Task objective: Reproduce the entries in full, with no changes.
[Begin Data for this task]
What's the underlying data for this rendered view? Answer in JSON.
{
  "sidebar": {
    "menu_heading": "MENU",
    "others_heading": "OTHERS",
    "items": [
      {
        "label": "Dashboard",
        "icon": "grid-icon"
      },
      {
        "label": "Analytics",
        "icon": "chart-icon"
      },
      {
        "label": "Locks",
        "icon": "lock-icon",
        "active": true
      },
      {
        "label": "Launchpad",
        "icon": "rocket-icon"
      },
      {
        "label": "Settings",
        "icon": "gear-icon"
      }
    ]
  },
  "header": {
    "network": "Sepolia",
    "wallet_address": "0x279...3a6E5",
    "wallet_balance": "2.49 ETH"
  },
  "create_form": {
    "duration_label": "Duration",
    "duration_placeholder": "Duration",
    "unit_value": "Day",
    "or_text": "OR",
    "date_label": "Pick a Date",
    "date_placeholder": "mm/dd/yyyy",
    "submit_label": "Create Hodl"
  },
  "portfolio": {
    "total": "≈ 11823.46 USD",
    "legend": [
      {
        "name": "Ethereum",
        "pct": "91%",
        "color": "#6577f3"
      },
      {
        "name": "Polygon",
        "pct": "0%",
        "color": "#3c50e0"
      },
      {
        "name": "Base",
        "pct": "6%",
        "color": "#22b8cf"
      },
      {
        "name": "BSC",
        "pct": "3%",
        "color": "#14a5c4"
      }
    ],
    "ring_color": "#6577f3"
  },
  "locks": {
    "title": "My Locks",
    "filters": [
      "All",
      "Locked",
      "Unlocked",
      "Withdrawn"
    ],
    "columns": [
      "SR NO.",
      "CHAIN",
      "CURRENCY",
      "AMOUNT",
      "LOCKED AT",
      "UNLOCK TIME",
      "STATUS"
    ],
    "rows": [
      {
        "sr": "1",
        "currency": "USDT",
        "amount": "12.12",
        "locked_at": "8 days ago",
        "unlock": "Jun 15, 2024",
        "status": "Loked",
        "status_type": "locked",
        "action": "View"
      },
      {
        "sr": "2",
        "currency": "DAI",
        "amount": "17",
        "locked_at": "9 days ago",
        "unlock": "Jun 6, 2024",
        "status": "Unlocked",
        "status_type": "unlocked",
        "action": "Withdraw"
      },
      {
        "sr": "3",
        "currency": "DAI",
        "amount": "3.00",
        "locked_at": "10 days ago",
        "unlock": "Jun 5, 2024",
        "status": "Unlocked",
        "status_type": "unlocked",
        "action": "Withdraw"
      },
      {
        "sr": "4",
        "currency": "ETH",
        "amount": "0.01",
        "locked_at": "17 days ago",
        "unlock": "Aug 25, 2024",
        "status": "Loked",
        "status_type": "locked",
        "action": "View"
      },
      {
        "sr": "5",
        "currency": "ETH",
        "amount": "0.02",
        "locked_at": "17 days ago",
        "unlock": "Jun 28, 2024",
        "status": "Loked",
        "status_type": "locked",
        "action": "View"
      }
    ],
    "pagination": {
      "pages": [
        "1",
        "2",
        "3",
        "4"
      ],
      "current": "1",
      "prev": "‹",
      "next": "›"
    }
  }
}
[End Data for this task]
Output for this exercise:
What's the underlying data for this rendered view? Answer in JSON.
{
  "sidebar": {
    "menu_heading": "MENU",
    "others_heading": "OTHERS",
    "items": [
      {
        "label": "Dashboard",
        "icon": "grid-icon"
      },
      {
        "label": "Analytics",
        "icon": "chart-icon"
      },
      {
        "label": "Locks",
        "icon": "lock-icon",
        "active": true
      },
      {
        "label": "Launchpad",
        "icon": "rocket-icon"
      },
      {
        "label": "Settings",
        "icon": "gear-icon"
      }
    ]
  },
  "header": {
    "network": "Sepolia",
    "wallet_address": "0x279...3a6E5",
    "wallet_balance": "2.49 ETH"
  },
  "create_form": {
    "duration_label": "Duration",
    "duration_placeholder": "Duration",
    "unit_value": "Day",
    "or_text": "OR",
    "date_label": "Pick a Date",
    "date_placeholder": "mm/dd/yyyy",
    "submit_label": "Create Hodl"
  },
  "portfolio": {
    "total": "≈ 11823.46 USD",
    "legend": [
      {
        "name": "Ethereum",
        "pct": "91%",
        "color": "#6577f3"
      },
      {
        "name": "Polygon",
        "pct": "0%",
        "color": "#3c50e0"
      },
      {
        "name": "Base",
        "pct": "6%",
        "color": "#22b8cf"
      },
      {
        "name": "BSC",
        "pct": "3%",
        "color": "#14a5c4"
      }
    ],
    "ring_color": "#6577f3"
  },
  "locks": {
    "title": "My Locks",
    "filters": [
      "All",
      "Locked",
      "Unlocked",
      "Withdrawn"
    ],
    "columns": [
      "SR NO.",
      "CHAIN",
      "CURRENCY",
      "AMOUNT",
      "LOCKED AT",
      "UNLOCK TIME",
      "STATUS"
    ],
    "rows": [
      {
        "sr": "1",
        "currency": "USDT",
        "amount": "12.12",
        "locked_at": "8 days ago",
        "unlock": "Jun 15, 2024",
        "status": "Loked",
        "status_type": "locked",
        "action": "View"
      },
      {
        "sr": "2",
        "currency": "DAI",
        "amount": "17",
        "locked_at": "9 days ago",
        "unlock": "Jun 6, 2024",
        "status": "Unlocked",
        "status_type": "unlocked",
        "action": "Withdraw"
      },
      {
        "sr": "3",
        "currency": "DAI",
        "amount": "3.00",
        "locked_at": "10 days ago",
        "unlock": "Jun 5, 2024",
        "status": "Unlocked",
        "status_type": "unlocked",
        "action": "Withdraw"
      },
      {
        "sr": "4",
        "currency": "ETH",
        "amount": "0.01",
        "locked_at": "17 days ago",
        "unlock": "Aug 25, 2024",
        "status": "Loked",
        "status_type": "locked",
        "action": "View"
      },
      {
        "sr": "5",
        "currency": "ETH",
        "amount": "0.02",
        "locked_at": "17 days ago",
        "unlock": "Jun 28, 2024",
        "status": "Loked",
        "status_type": "locked",
        "action": "View"
      }
    ],
    "pagination": {
      "pages": [
        "1",
        "2",
        "3",
        "4"
      ],
      "current": "1",
      "prev": "‹",
      "next": "›"
    }
  }
}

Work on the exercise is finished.